### Given task
Take the entries below and reproduce them word for word.
[begin Information provided]
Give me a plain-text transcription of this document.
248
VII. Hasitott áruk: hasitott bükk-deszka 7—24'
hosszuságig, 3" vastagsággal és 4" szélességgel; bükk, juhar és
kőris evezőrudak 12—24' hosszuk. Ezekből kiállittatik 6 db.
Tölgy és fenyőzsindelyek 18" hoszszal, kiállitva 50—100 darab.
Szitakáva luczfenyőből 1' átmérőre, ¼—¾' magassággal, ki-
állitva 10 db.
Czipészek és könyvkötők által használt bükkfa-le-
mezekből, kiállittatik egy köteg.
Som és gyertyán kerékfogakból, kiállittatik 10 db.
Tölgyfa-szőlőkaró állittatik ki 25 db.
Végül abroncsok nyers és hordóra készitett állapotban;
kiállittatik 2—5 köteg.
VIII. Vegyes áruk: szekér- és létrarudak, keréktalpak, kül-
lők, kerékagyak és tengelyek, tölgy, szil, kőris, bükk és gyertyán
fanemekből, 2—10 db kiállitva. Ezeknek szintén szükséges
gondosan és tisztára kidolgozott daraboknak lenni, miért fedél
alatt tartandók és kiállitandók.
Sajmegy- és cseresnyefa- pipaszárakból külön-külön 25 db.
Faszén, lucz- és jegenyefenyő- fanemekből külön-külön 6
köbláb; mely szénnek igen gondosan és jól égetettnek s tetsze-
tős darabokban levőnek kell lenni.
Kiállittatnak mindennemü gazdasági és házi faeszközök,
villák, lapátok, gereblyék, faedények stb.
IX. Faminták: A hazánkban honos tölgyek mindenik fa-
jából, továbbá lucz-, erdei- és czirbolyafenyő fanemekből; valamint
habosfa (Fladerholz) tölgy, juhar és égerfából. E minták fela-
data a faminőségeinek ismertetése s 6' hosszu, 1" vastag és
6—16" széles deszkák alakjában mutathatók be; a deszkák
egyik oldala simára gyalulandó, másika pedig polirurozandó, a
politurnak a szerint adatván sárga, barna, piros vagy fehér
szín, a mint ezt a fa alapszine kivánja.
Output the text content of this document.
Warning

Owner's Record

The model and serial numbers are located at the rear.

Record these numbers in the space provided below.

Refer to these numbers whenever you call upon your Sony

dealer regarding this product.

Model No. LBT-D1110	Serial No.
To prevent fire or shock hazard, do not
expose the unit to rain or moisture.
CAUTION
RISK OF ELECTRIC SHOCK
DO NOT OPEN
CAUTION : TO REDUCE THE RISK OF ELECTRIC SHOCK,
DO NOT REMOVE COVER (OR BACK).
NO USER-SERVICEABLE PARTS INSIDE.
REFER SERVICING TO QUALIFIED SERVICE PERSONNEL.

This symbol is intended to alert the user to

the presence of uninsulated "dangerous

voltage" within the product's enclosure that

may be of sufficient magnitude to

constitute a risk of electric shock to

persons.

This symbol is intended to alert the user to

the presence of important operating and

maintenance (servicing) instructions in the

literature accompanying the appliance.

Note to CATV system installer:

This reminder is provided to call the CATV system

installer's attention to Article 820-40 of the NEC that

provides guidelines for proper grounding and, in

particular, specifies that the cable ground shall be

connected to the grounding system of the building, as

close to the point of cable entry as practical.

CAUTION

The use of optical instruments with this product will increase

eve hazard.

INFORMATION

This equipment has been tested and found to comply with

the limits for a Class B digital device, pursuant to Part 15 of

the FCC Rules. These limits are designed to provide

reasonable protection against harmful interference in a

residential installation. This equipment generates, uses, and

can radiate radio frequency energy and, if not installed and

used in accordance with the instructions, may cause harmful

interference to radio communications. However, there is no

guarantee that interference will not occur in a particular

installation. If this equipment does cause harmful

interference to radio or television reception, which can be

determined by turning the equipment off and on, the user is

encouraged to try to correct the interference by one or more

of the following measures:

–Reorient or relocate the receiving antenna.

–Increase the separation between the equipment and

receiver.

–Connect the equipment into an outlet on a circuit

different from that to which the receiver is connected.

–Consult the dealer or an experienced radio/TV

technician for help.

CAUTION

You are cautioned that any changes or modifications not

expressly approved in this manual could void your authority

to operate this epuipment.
[end Information provided]
### Full response
Give me a plain-text transcription of this document.
248
VII. Hasitott áruk: hasitott bükk-deszka 7—24'
hosszuságig, 3" vastagsággal és 4" szélességgel; bükk, juhar és
kőris evezőrudak 12—24' hosszuk. Ezekből kiállittatik 6 db.
Tölgy és fenyőzsindelyek 18" hoszszal, kiállitva 50—100 darab.
Szitakáva luczfenyőből 1' átmérőre, ¼—¾' magassággal, ki-
állitva 10 db.
Czipészek és könyvkötők által használt bükkfa-le-
mezekből, kiállittatik egy köteg.
Som és gyertyán kerékfogakból, kiállittatik 10 db.
Tölgyfa-szőlőkaró állittatik ki 25 db.
Végül abroncsok nyers és hordóra készitett állapotban;
kiállittatik 2—5 köteg.
VIII. Vegyes áruk: szekér- és létrarudak, keréktalpak, kül-
lők, kerékagyak és tengelyek, tölgy, szil, kőris, bükk és gyertyán
fanemekből, 2—10 db kiállitva. Ezeknek szintén szükséges
gondosan és tisztára kidolgozott daraboknak lenni, miért fedél
alatt tartandók és kiállitandók.
Sajmegy- és cseresnyefa- pipaszárakból külön-külön 25 db.
Faszén, lucz- és jegenyefenyő- fanemekből külön-külön 6
köbláb; mely szénnek igen gondosan és jól égetettnek s tetsze-
tős darabokban levőnek kell lenni.
Kiállittatnak mindennemü gazdasági és házi faeszközök,
villák, lapátok, gereblyék, faedények stb.
IX. Faminták: A hazánkban honos tölgyek mindenik fa-
jából, továbbá lucz-, erdei- és czirbolyafenyő fanemekből; valamint
habosfa (Fladerholz) tölgy, juhar és égerfából. E minták fela-
data a faminőségeinek ismertetése s 6' hosszu, 1" vastag és
6—16" széles deszkák alakjában mutathatók be; a deszkák
egyik oldala simára gyalulandó, másika pedig polirurozandó, a
politurnak a szerint adatván sárga, barna, piros vagy fehér
szín, a mint ezt a fa alapszine kivánja.
Output the text content of this document.
Warning

Owner's Record

The model and serial numbers are located at the rear.

Record these numbers in the space provided below.

Refer to these numbers whenever you call upon your Sony

dealer regarding this product.

Model No. LBT-D1110	Serial No.
To prevent fire or shock hazard, do not
expose the unit to rain or moisture.
CAUTION
RISK OF ELECTRIC SHOCK
DO NOT OPEN
CAUTION : TO REDUCE THE RISK OF ELECTRIC SHOCK,
DO NOT REMOVE COVER (OR BACK).
NO USER-SERVICEABLE PARTS INSIDE.
REFER SERVICING TO QUALIFIED SERVICE PERSONNEL.

This symbol is intended to alert the user to

the presence of uninsulated "dangerous

voltage" within the product's enclosure that

may be of sufficient magnitude to

constitute a risk of electric shock to

persons.

This symbol is intended to alert the user to

the presence of important operating and

maintenance (servicing) instructions in the

literature accompanying the appliance.

Note to CATV system installer:

This reminder is provided to call the CATV system

installer's attention to Article 820-40 of the NEC that

provides guidelines for proper grounding and, in

particular, specifies that the cable ground shall be

connected to the grounding system of the building, as

close to the point of cable entry as practical.

CAUTION

The use of optical instruments with this product will increase

eve hazard.

INFORMATION

This equipment has been tested and found to comply with

the limits for a Class B digital device, pursuant to Part 15 of

the FCC Rules. These limits are designed to provide

reasonable protection against harmful interference in a

residential installation. This equipment generates, uses, and

can radiate radio frequency energy and, if not installed and

used in accordance with the instructions, may cause harmful

interference to radio communications. However, there is no

guarantee that interference will not occur in a particular

installation. If this equipment does cause harmful

interference to radio or television reception, which can be

determined by turning the equipment off and on, the user is

encouraged to try to correct the interference by one or more

of the following measures:

–Reorient or relocate the receiving antenna.

–Increase the separation between the equipment and

receiver.

–Connect the equipment into an outlet on a circuit

different from that to which the receiver is connected.

–Consult the dealer or an experienced radio/TV

technician for help.

CAUTION

You are cautioned that any changes or modifications not

expressly approved in this manual could void your authority

to operate this epuipment.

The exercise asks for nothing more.